**INFORMATION GIVEN:**

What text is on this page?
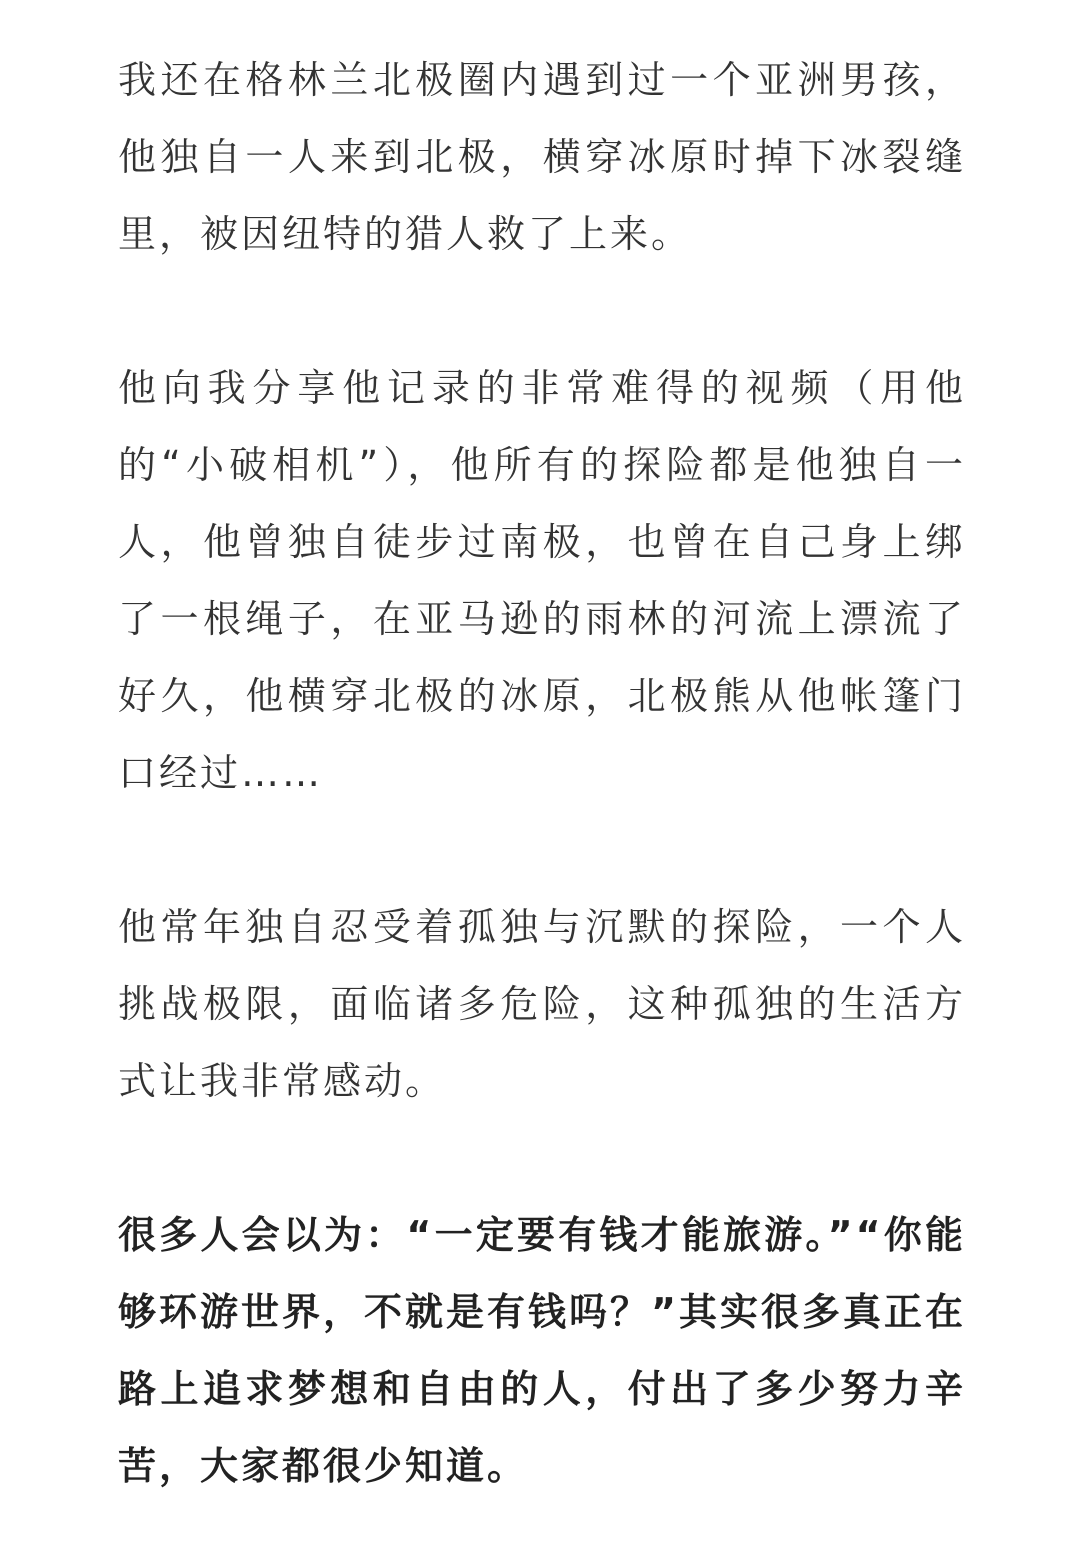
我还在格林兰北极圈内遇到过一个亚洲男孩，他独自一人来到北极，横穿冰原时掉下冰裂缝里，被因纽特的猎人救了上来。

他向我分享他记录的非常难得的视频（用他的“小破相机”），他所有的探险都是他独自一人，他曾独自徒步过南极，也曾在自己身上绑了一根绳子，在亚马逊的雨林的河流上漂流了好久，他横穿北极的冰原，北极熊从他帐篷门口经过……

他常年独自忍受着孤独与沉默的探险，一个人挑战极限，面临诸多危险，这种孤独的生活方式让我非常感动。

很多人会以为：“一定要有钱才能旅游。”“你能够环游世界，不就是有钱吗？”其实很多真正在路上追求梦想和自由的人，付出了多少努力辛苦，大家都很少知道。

**DIRECTIONS:** Reproduce every entry exactly, but omit each picture.

**CORRECT RESPONSE:**
What text is on this page?
我还在格林兰北极圈内遇到过一个亚洲男孩，他独自一人来到北极，横穿冰原时掉下冰裂缝里，被因纽特的猎人救了上来。

他向我分享他记录的非常难得的视频（用他的“小破相机”），他所有的探险都是他独自一人，他曾独自徒步过南极，也曾在自己身上绑了一根绳子，在亚马逊的雨林的河流上漂流了好久，他横穿北极的冰原，北极熊从他帐篷门口经过……

他常年独自忍受着孤独与沉默的探险，一个人挑战极限，面临诸多危险，这种孤独的生活方式让我非常感动。

很多人会以为：“一定要有钱才能旅游。”“你能够环游世界，不就是有钱吗？”其实很多真正在路上追求梦想和自由的人，付出了多少努力辛苦，大家都很少知道。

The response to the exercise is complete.